Rigorous Formulation of Duality in Gravitational Theories

TL;DR

This paper rigorously formulates duality in gravitational theories, establishing conditions under which Hodge duals of torsion and curvature forms can be interpreted as related geometric structures, and introduces a new Einstein equation involving dual Riemann tensors.

Contribution

It provides a rigorous mathematical framework for duality in gravitational theories, connecting dual torsion and curvature forms with Riemann-Cartan structures and proposing a novel Einstein equation with dual Riemann tensors.

◆ ◆ ◆ ◆

Exercise tasks:
1 > Reproduce word for word the part of the duality summary starting with "Contribution" and going on through "with dual Riemann tensors.".
2 > According to the duality summary, what new equation does the paper introduce?
3 > Write the next part of the summary on duality in gravitational theories, picking up after its last sentence.

[Document understanding data]
◆ ◆ ◆ ◆

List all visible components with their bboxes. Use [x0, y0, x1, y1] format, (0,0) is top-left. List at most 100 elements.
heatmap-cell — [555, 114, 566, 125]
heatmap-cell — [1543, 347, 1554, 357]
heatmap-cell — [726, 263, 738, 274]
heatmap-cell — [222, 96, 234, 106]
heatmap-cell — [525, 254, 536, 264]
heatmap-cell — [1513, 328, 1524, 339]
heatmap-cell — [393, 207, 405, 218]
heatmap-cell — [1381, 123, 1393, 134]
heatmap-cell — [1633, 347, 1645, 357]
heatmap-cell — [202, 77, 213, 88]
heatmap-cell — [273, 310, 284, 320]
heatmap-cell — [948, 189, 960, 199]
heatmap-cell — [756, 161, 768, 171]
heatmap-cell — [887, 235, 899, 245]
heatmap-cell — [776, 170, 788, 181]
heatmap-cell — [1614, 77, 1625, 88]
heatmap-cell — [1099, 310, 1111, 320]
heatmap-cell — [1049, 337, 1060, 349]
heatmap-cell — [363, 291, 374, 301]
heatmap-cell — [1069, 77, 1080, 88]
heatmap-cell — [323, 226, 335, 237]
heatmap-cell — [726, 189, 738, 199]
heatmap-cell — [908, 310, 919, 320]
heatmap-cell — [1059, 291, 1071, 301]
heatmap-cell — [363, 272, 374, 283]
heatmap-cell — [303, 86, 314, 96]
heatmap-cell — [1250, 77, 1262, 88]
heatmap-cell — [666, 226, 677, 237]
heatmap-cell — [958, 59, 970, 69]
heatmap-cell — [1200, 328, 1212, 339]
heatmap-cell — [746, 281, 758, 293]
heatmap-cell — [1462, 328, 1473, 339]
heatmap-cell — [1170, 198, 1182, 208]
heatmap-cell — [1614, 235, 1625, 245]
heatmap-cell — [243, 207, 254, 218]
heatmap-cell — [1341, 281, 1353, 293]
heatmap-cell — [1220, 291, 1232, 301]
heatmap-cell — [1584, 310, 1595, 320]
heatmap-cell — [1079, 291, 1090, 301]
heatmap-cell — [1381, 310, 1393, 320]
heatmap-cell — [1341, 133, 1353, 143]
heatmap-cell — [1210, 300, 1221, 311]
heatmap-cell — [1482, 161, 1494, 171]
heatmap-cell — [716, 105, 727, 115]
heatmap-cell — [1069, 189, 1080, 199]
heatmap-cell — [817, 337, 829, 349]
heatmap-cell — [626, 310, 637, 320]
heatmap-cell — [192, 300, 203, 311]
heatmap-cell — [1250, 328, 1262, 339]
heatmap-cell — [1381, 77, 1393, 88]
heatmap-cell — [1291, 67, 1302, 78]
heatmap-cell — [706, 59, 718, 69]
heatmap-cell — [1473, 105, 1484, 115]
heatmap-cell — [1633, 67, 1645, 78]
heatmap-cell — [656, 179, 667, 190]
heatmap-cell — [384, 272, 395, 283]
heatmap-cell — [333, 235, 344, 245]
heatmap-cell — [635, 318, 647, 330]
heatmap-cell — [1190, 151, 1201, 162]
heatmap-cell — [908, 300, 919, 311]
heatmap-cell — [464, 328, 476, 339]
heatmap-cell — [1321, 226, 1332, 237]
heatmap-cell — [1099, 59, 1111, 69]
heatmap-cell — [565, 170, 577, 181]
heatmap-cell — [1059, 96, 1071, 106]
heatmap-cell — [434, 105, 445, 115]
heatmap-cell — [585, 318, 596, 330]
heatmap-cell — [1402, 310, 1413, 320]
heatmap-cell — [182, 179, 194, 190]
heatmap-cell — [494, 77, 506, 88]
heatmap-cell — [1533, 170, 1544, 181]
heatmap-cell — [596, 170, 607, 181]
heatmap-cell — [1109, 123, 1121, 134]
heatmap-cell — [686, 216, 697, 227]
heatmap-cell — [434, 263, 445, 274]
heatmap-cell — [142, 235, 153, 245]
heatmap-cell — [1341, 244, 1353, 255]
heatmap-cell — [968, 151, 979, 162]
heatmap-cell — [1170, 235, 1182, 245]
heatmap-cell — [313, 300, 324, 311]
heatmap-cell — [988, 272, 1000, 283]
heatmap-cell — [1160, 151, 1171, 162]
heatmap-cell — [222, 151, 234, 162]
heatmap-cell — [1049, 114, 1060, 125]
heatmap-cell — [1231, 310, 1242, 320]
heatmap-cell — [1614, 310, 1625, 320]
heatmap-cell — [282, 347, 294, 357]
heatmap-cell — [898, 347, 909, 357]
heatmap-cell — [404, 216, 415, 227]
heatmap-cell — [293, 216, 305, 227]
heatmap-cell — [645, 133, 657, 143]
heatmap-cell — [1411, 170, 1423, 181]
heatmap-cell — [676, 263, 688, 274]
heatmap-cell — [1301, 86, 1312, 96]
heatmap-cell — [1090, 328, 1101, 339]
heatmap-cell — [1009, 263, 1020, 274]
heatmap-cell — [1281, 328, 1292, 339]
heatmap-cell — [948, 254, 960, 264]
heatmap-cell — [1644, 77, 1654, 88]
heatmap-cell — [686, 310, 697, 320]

◆ ◆ ◆ ◆

Answer section:
1 >
Contribution

It provides a rigorous mathematical framework for duality in gravitational theories, connecting dual torsion and curvature forms with Riemann-Cartan structures and proposing a novel Einstein equation with dual Riemann tensors.

2 > An Einstein equation involving dual Riemann tensors.

3 >
Findings

Conditions for dual torsion and curvature forms as Riemann-Cartan structures

New Einstein equation involving dual Riemann tensor

Comparison with existing literature on duality in gravity

Abstract

In this paper we evince a rigorous formulation of duality in gravitational theories where an Einstein like equation is valid, by providing the conditions under which the Hodge duals (with respect to the metric tensor g) of T^a and R_b^a may be considered as the torsion and curvature 2-forms associated with a connection D', part of a Riemann-Cartan structure (M,g',D'), in the cases g = g' and g does not equal g', once T^a and R_b^a are the torsion and curvature 2-forms associated with a connection D part of a Riemann-Cartan structure (M,g,D). A new form for the Einstein equation involving the dual of the Riemann tensor of D is also provided, and the result is compared with others appearing in the literature.